■ **WRITTEN TASK**: Among the lines of this listing, determine how many contain the string "Emsal". Answer with the number only.

Items from a dataset

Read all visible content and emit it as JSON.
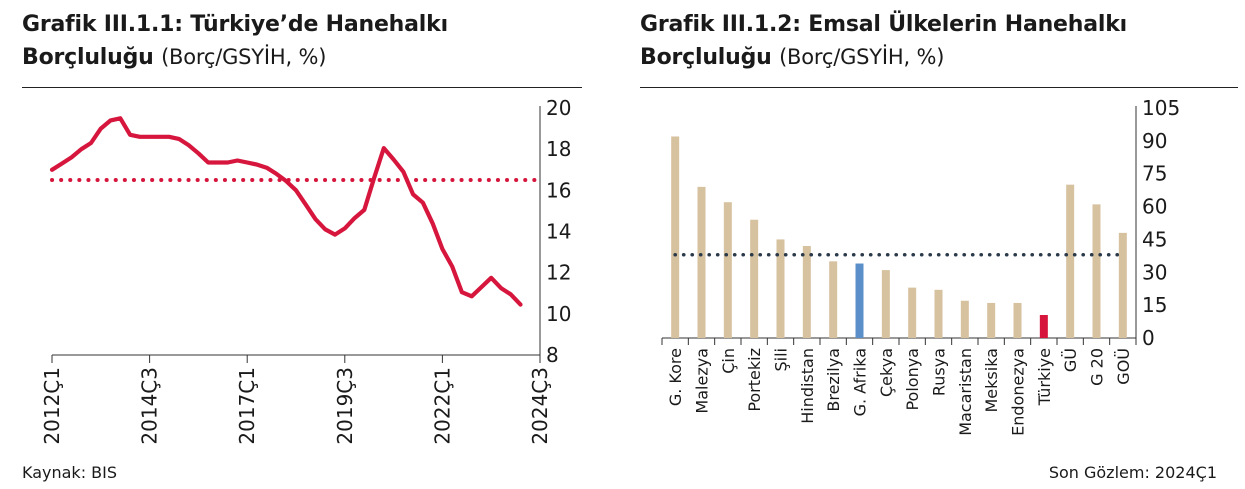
{
  "left_chart": {
    "title_bold_line1": "Grafik III.1.1: Türkiye’de Hanehalkı",
    "title_bold_line2": "Borçluluğu",
    "title_unit": "(Borç/GSYİH, %)"
  },
  "right_chart": {
    "title_bold_line1": "Grafik III.1.2: Emsal Ülkelerin Hanehalkı",
    "title_bold_line2": "Borçluluğu",
    "title_unit": "(Borç/GSYİH, %)"
  },
  "footer": {
    "source": "Kaynak: BIS",
    "last_observation": "Son Gözlem: 2024Ç1"
  },
  "colors": {
    "line_red": "#d6163d",
    "bar_tan": "#d7c2a0",
    "bar_blue": "#5b8fc9",
    "bar_red": "#d6163d",
    "avg_dots": "#2b3a4a"
  },
  "chart_data": [
    {
      "type": "line",
      "title": "Grafik III.1.1: Türkiye’de Hanehalkı Borçluluğu (Borç/GSYİH, %)",
      "x_tick_labels": [
        "2012Ç1",
        "2014Ç3",
        "2017Ç1",
        "2019Ç3",
        "2022Ç1",
        "2024Ç3"
      ],
      "y_tick_labels": [
        "8",
        "10",
        "12",
        "14",
        "16",
        "18",
        "20"
      ],
      "ylim": [
        8,
        20
      ],
      "y_axis_position": "right",
      "grid": false,
      "reference_line": {
        "style": "dotted",
        "value": 16.5
      },
      "series": [
        {
          "x": [
            "2012Ç1",
            "2012Ç2",
            "2012Ç3",
            "2012Ç4",
            "2013Ç1",
            "2013Ç2",
            "2013Ç3",
            "2013Ç4",
            "2014Ç1",
            "2014Ç2",
            "2014Ç3",
            "2014Ç4",
            "2015Ç1",
            "2015Ç2",
            "2015Ç3",
            "2015Ç4",
            "2016Ç1",
            "2016Ç2",
            "2016Ç3",
            "2016Ç4",
            "2017Ç1",
            "2017Ç2",
            "2017Ç3",
            "2017Ç4",
            "2018Ç1",
            "2018Ç2",
            "2018Ç3",
            "2018Ç4",
            "2019Ç1",
            "2019Ç2",
            "2019Ç3",
            "2019Ç4",
            "2020Ç1",
            "2020Ç2",
            "2020Ç3",
            "2020Ç4",
            "2021Ç1",
            "2021Ç2",
            "2021Ç3",
            "2021Ç4",
            "2022Ç1",
            "2022Ç2",
            "2022Ç3",
            "2022Ç4",
            "2023Ç1",
            "2023Ç2",
            "2023Ç3",
            "2023Ç4",
            "2024Ç1"
          ],
          "values": [
            17.0,
            17.3,
            17.6,
            18.0,
            18.3,
            19.0,
            19.4,
            19.5,
            18.7,
            18.6,
            18.6,
            18.6,
            18.6,
            18.5,
            18.2,
            17.8,
            17.35,
            17.35,
            17.35,
            17.45,
            17.35,
            17.25,
            17.1,
            16.8,
            16.45,
            16.0,
            15.3,
            14.6,
            14.1,
            13.85,
            14.15,
            14.65,
            15.05,
            16.6,
            18.05,
            17.5,
            16.9,
            15.8,
            15.4,
            14.4,
            13.15,
            12.3,
            11.05,
            10.85,
            11.3,
            11.75,
            11.25,
            10.95,
            10.45
          ]
        }
      ]
    },
    {
      "type": "bar",
      "title": "Grafik III.1.2: Emsal Ülkelerin Hanehalkı Borçluluğu (Borç/GSYİH, %)",
      "categories": [
        "G. Kore",
        "Malezya",
        "Çin",
        "Portekiz",
        "Şili",
        "Hindistan",
        "Brezilya",
        "G. Afrika",
        "Çekya",
        "Polonya",
        "Rusya",
        "Macaristan",
        "Meksika",
        "Endonezya",
        "Türkiye",
        "GÜ",
        "G 20",
        "GOÜ"
      ],
      "values": [
        92,
        69,
        62,
        54,
        45,
        42,
        35,
        34,
        31,
        23,
        22,
        17,
        16,
        16,
        10.5,
        70,
        61,
        48
      ],
      "highlight": {
        "G. Afrika": "blue",
        "Türkiye": "red"
      },
      "ylim": [
        0,
        105
      ],
      "y_tick_labels": [
        "0",
        "15",
        "30",
        "45",
        "60",
        "75",
        "90",
        "105"
      ],
      "y_axis_position": "right",
      "grid": false,
      "reference_line": {
        "style": "dotted",
        "value": 38
      }
    }
  ]
}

■ **OUTPUT OF THE EXERCISE**: 2